Saved entries:
* * *
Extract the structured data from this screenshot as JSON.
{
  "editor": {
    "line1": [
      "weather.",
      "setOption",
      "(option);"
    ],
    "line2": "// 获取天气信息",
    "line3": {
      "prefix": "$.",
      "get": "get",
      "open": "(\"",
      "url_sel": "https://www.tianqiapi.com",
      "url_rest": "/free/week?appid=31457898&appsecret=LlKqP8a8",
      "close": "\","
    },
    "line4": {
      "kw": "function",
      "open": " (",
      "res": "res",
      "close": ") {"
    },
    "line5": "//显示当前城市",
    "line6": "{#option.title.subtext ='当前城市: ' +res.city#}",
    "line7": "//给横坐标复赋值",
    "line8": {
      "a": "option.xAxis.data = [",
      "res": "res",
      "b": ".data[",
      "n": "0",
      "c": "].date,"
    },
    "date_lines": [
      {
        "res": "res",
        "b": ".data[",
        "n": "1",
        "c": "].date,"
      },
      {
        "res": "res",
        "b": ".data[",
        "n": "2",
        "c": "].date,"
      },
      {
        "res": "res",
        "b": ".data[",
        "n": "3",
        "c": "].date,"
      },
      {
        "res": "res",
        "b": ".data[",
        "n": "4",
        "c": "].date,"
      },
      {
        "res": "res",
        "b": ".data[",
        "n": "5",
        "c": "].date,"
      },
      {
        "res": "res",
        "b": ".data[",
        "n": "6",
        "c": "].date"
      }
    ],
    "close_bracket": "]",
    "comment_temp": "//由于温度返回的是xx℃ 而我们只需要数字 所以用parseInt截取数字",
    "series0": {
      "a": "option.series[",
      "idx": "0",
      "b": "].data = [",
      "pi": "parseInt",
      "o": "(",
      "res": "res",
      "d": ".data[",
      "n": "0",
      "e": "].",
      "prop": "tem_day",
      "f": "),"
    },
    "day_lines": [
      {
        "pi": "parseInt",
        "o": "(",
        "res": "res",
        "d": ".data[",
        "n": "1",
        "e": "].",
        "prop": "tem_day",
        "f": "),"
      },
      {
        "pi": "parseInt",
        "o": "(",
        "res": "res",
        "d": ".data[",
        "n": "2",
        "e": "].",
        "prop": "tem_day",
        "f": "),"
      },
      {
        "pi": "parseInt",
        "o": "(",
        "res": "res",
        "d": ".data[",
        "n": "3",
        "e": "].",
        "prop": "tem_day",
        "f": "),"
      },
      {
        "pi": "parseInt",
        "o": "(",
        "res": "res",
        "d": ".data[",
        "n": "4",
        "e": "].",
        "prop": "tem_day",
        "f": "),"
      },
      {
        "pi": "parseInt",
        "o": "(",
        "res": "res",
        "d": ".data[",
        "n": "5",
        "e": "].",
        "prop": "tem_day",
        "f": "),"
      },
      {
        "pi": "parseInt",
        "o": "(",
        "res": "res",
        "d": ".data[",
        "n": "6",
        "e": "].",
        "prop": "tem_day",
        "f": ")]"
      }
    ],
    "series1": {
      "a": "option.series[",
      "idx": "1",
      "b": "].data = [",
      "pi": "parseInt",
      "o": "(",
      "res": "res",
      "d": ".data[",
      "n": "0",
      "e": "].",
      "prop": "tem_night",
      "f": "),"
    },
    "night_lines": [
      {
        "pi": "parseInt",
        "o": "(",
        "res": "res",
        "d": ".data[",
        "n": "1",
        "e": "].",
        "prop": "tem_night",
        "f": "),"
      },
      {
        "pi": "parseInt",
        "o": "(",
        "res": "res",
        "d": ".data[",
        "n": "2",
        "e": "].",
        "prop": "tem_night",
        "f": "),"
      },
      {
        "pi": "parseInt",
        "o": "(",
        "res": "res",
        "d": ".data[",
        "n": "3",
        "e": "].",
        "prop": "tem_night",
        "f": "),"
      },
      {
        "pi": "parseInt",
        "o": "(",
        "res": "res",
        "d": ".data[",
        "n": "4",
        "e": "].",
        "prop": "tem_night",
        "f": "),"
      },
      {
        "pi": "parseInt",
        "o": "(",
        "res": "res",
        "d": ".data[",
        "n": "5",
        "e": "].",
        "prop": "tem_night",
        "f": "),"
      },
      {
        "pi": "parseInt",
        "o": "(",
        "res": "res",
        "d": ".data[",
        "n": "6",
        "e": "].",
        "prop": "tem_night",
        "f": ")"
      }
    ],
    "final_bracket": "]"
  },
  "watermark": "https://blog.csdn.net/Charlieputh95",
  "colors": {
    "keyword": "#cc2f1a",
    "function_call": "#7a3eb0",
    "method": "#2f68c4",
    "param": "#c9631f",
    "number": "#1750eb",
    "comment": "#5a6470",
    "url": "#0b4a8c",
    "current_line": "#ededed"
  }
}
* * *
**EXERCISE REQUIREMENTS:** Your task is to output all of the data above word for word.

**FINISHED ANSWER:**
Extract the structured data from this screenshot as JSON.
{
  "editor": {
    "line1": [
      "weather.",
      "setOption",
      "(option);"
    ],
    "line2": "// 获取天气信息",
    "line3": {
      "prefix": "$.",
      "get": "get",
      "open": "(\"",
      "url_sel": "https://www.tianqiapi.com",
      "url_rest": "/free/week?appid=31457898&appsecret=LlKqP8a8",
      "close": "\","
    },
    "line4": {
      "kw": "function",
      "open": " (",
      "res": "res",
      "close": ") {"
    },
    "line5": "//显示当前城市",
    "line6": "{#option.title.subtext ='当前城市: ' +res.city#}",
    "line7": "//给横坐标复赋值",
    "line8": {
      "a": "option.xAxis.data = [",
      "res": "res",
      "b": ".data[",
      "n": "0",
      "c": "].date,"
    },
    "date_lines": [
      {
        "res": "res",
        "b": ".data[",
        "n": "1",
        "c": "].date,"
      },
      {
        "res": "res",
        "b": ".data[",
        "n": "2",
        "c": "].date,"
      },
      {
        "res": "res",
        "b": ".data[",
        "n": "3",
        "c": "].date,"
      },
      {
        "res": "res",
        "b": ".data[",
        "n": "4",
        "c": "].date,"
      },
      {
        "res": "res",
        "b": ".data[",
        "n": "5",
        "c": "].date,"
      },
      {
        "res": "res",
        "b": ".data[",
        "n": "6",
        "c": "].date"
      }
    ],
    "close_bracket": "]",
    "comment_temp": "//由于温度返回的是xx℃ 而我们只需要数字 所以用parseInt截取数字",
    "series0": {
      "a": "option.series[",
      "idx": "0",
      "b": "].data = [",
      "pi": "parseInt",
      "o": "(",
      "res": "res",
      "d": ".data[",
      "n": "0",
      "e": "].",
      "prop": "tem_day",
      "f": "),"
    },
    "day_lines": [
      {
        "pi": "parseInt",
        "o": "(",
        "res": "res",
        "d": ".data[",
        "n": "1",
        "e": "].",
        "prop": "tem_day",
        "f": "),"
      },
      {
        "pi": "parseInt",
        "o": "(",
        "res": "res",
        "d": ".data[",
        "n": "2",
        "e": "].",
        "prop": "tem_day",
        "f": "),"
      },
      {
        "pi": "parseInt",
        "o": "(",
        "res": "res",
        "d": ".data[",
        "n": "3",
        "e": "].",
        "prop": "tem_day",
        "f": "),"
      },
      {
        "pi": "parseInt",
        "o": "(",
        "res": "res",
        "d": ".data[",
        "n": "4",
        "e": "].",
        "prop": "tem_day",
        "f": "),"
      },
      {
        "pi": "parseInt",
        "o": "(",
        "res": "res",
        "d": ".data[",
        "n": "5",
        "e": "].",
        "prop": "tem_day",
        "f": "),"
      },
      {
        "pi": "parseInt",
        "o": "(",
        "res": "res",
        "d": ".data[",
        "n": "6",
        "e": "].",
        "prop": "tem_day",
        "f": ")]"
      }
    ],
    "series1": {
      "a": "option.series[",
      "idx": "1",
      "b": "].data = [",
      "pi": "parseInt",
      "o": "(",
      "res": "res",
      "d": ".data[",
      "n": "0",
      "e": "].",
      "prop": "tem_night",
      "f": "),"
    },
    "night_lines": [
      {
        "pi": "parseInt",
        "o": "(",
        "res": "res",
        "d": ".data[",
        "n": "1",
        "e": "].",
        "prop": "tem_night",
        "f": "),"
      },
      {
        "pi": "parseInt",
        "o": "(",
        "res": "res",
        "d": ".data[",
        "n": "2",
        "e": "].",
        "prop": "tem_night",
        "f": "),"
      },
      {
        "pi": "parseInt",
        "o": "(",
        "res": "res",
        "d": ".data[",
        "n": "3",
        "e": "].",
        "prop": "tem_night",
        "f": "),"
      },
      {
        "pi": "parseInt",
        "o": "(",
        "res": "res",
        "d": ".data[",
        "n": "4",
        "e": "].",
        "prop": "tem_night",
        "f": "),"
      },
      {
        "pi": "parseInt",
        "o": "(",
        "res": "res",
        "d": ".data[",
        "n": "5",
        "e": "].",
        "prop": "tem_night",
        "f": "),"
      },
      {
        "pi": "parseInt",
        "o": "(",
        "res": "res",
        "d": ".data[",
        "n": "6",
        "e": "].",
        "prop": "tem_night",
        "f": ")"
      }
    ],
    "final_bracket": "]"
  },
  "watermark": "https://blog.csdn.net/Charlieputh95",
  "colors": {
    "keyword": "#cc2f1a",
    "function_call": "#7a3eb0",
    "method": "#2f68c4",
    "param": "#c9631f",
    "number": "#1750eb",
    "comment": "#5a6470",
    "url": "#0b4a8c",
    "current_line": "#ededed"
  }
}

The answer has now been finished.